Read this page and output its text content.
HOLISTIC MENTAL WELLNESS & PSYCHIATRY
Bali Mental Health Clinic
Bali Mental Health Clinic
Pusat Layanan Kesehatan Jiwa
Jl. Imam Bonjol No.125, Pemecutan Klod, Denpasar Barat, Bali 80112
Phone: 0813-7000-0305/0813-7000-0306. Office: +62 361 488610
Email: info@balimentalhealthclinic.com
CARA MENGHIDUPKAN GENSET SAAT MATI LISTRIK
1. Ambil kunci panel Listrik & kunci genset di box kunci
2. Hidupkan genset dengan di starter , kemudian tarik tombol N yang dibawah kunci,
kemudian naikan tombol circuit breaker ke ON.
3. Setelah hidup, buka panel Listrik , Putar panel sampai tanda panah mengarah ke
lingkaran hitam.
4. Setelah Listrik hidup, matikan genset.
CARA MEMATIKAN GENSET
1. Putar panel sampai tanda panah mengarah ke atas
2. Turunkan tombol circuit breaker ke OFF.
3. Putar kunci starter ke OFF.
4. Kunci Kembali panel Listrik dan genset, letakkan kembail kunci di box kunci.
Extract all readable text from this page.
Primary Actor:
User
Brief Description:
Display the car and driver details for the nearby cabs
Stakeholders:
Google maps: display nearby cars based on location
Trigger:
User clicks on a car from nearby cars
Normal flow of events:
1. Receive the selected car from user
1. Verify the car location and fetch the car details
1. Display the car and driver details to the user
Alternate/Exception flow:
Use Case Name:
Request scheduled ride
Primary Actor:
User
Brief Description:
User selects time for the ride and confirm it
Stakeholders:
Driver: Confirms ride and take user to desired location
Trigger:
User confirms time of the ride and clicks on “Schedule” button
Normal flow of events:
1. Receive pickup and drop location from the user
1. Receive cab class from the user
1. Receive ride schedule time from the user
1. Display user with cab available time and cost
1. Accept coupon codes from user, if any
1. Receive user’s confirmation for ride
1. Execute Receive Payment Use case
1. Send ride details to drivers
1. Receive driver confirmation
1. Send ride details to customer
..........
Exercise objective: Give back the data above exactly as it appears.

Exercise solution:
Read this page and output its text content.
HOLISTIC MENTAL WELLNESS & PSYCHIATRY
Bali Mental Health Clinic
Bali Mental Health Clinic
Pusat Layanan Kesehatan Jiwa
Jl. Imam Bonjol No.125, Pemecutan Klod, Denpasar Barat, Bali 80112
Phone: 0813-7000-0305/0813-7000-0306. Office: +62 361 488610
Email: info@balimentalhealthclinic.com
CARA MENGHIDUPKAN GENSET SAAT MATI LISTRIK
1. Ambil kunci panel Listrik & kunci genset di box kunci
2. Hidupkan genset dengan di starter , kemudian tarik tombol N yang dibawah kunci,
kemudian naikan tombol circuit breaker ke ON.
3. Setelah hidup, buka panel Listrik , Putar panel sampai tanda panah mengarah ke
lingkaran hitam.
4. Setelah Listrik hidup, matikan genset.
CARA MEMATIKAN GENSET
1. Putar panel sampai tanda panah mengarah ke atas
2. Turunkan tombol circuit breaker ke OFF.
3. Putar kunci starter ke OFF.
4. Kunci Kembali panel Listrik dan genset, letakkan kembail kunci di box kunci.
Extract all readable text from this page.
Primary Actor:
User
Brief Description:
Display the car and driver details for the nearby cabs
Stakeholders:
Google maps: display nearby cars based on location
Trigger:
User clicks on a car from nearby cars
Normal flow of events:
1. Receive the selected car from user
1. Verify the car location and fetch the car details
1. Display the car and driver details to the user
Alternate/Exception flow:
Use Case Name:
Request scheduled ride
Primary Actor:
User
Brief Description:
User selects time for the ride and confirm it
Stakeholders:
Driver: Confirms ride and take user to desired location
Trigger:
User confirms time of the ride and clicks on “Schedule” button
Normal flow of events:
1. Receive pickup and drop location from the user
1. Receive cab class from the user
1. Receive ride schedule time from the user
1. Display user with cab available time and cost
1. Accept coupon codes from user, if any
1. Receive user’s confirmation for ride
1. Execute Receive Payment Use case
1. Send ride details to drivers
1. Receive driver confirmation
1. Send ride details to customer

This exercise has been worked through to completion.